Dataset entries
###
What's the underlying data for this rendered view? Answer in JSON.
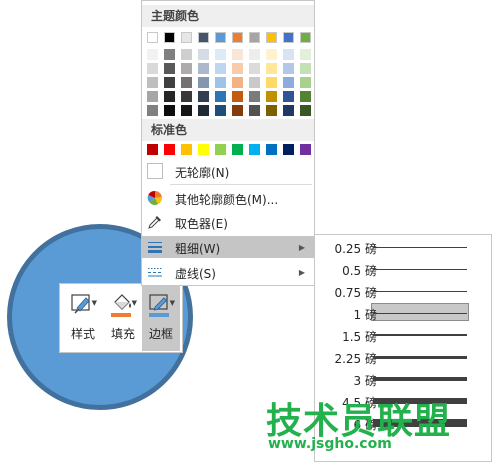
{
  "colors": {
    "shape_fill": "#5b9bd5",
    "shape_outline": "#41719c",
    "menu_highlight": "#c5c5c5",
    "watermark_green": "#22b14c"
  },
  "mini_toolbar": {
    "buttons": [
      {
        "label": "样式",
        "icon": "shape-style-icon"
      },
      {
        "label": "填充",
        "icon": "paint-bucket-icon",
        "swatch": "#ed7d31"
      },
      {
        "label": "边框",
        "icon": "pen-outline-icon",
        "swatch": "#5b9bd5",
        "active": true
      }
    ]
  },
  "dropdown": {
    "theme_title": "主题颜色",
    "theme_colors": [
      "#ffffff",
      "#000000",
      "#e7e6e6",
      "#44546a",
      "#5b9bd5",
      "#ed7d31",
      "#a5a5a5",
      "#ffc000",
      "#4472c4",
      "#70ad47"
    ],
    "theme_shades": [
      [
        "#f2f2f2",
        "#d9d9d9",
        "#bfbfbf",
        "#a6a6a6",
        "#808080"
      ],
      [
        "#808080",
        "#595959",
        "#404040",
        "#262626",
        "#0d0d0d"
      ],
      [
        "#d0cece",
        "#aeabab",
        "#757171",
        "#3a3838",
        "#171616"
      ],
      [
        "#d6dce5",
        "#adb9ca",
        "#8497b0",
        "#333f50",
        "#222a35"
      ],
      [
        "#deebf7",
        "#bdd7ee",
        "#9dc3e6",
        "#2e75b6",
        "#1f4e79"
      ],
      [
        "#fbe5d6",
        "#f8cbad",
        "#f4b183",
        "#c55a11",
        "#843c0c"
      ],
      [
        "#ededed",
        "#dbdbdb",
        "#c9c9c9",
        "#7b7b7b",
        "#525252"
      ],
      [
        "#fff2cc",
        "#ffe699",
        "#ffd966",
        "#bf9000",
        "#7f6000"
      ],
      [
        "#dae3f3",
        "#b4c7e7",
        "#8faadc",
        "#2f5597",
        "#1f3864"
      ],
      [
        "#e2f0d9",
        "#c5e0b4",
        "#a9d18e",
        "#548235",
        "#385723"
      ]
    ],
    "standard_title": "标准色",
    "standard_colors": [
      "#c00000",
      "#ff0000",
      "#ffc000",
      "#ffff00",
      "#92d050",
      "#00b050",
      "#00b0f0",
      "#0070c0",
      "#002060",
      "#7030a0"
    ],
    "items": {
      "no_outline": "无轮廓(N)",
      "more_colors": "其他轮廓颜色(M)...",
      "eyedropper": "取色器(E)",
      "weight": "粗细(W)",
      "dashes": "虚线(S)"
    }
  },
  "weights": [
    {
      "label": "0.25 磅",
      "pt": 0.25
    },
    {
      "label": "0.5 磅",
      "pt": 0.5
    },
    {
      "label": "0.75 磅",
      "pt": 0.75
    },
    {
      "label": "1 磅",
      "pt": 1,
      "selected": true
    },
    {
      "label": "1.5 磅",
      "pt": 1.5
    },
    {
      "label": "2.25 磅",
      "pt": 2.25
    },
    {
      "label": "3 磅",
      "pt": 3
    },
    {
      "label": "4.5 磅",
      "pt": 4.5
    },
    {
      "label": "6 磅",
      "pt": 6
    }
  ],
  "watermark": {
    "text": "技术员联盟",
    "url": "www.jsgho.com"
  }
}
###
» **Task directions**:
Leave the pictures out and reproduce all of the records exactly.

» **Exercise response**:
What's the underlying data for this rendered view? Answer in JSON.
{
  "colors": {
    "shape_fill": "#5b9bd5",
    "shape_outline": "#41719c",
    "menu_highlight": "#c5c5c5",
    "watermark_green": "#22b14c"
  },
  "mini_toolbar": {
    "buttons": [
      {
        "label": "样式",
        "icon": "shape-style-icon"
      },
      {
        "label": "填充",
        "icon": "paint-bucket-icon",
        "swatch": "#ed7d31"
      },
      {
        "label": "边框",
        "icon": "pen-outline-icon",
        "swatch": "#5b9bd5",
        "active": true
      }
    ]
  },
  "dropdown": {
    "theme_title": "主题颜色",
    "theme_colors": [
      "#ffffff",
      "#000000",
      "#e7e6e6",
      "#44546a",
      "#5b9bd5",
      "#ed7d31",
      "#a5a5a5",
      "#ffc000",
      "#4472c4",
      "#70ad47"
    ],
    "theme_shades": [
      [
        "#f2f2f2",
        "#d9d9d9",
        "#bfbfbf",
        "#a6a6a6",
        "#808080"
      ],
      [
        "#808080",
        "#595959",
        "#404040",
        "#262626",
        "#0d0d0d"
      ],
      [
        "#d0cece",
        "#aeabab",
        "#757171",
        "#3a3838",
        "#171616"
      ],
      [
        "#d6dce5",
        "#adb9ca",
        "#8497b0",
        "#333f50",
        "#222a35"
      ],
      [
        "#deebf7",
        "#bdd7ee",
        "#9dc3e6",
        "#2e75b6",
        "#1f4e79"
      ],
      [
        "#fbe5d6",
        "#f8cbad",
        "#f4b183",
        "#c55a11",
        "#843c0c"
      ],
      [
        "#ededed",
        "#dbdbdb",
        "#c9c9c9",
        "#7b7b7b",
        "#525252"
      ],
      [
        "#fff2cc",
        "#ffe699",
        "#ffd966",
        "#bf9000",
        "#7f6000"
      ],
      [
        "#dae3f3",
        "#b4c7e7",
        "#8faadc",
        "#2f5597",
        "#1f3864"
      ],
      [
        "#e2f0d9",
        "#c5e0b4",
        "#a9d18e",
        "#548235",
        "#385723"
      ]
    ],
    "standard_title": "标准色",
    "standard_colors": [
      "#c00000",
      "#ff0000",
      "#ffc000",
      "#ffff00",
      "#92d050",
      "#00b050",
      "#00b0f0",
      "#0070c0",
      "#002060",
      "#7030a0"
    ],
    "items": {
      "no_outline": "无轮廓(N)",
      "more_colors": "其他轮廓颜色(M)...",
      "eyedropper": "取色器(E)",
      "weight": "粗细(W)",
      "dashes": "虚线(S)"
    }
  },
  "weights": [
    {
      "label": "0.25 磅",
      "pt": 0.25
    },
    {
      "label": "0.5 磅",
      "pt": 0.5
    },
    {
      "label": "0.75 磅",
      "pt": 0.75
    },
    {
      "label": "1 磅",
      "pt": 1,
      "selected": true
    },
    {
      "label": "1.5 磅",
      "pt": 1.5
    },
    {
      "label": "2.25 磅",
      "pt": 2.25
    },
    {
      "label": "3 磅",
      "pt": 3
    },
    {
      "label": "4.5 磅",
      "pt": 4.5
    },
    {
      "label": "6 磅",
      "pt": 6
    }
  ],
  "watermark": {
    "text": "技术员联盟",
    "url": "www.jsgho.com"
  }
}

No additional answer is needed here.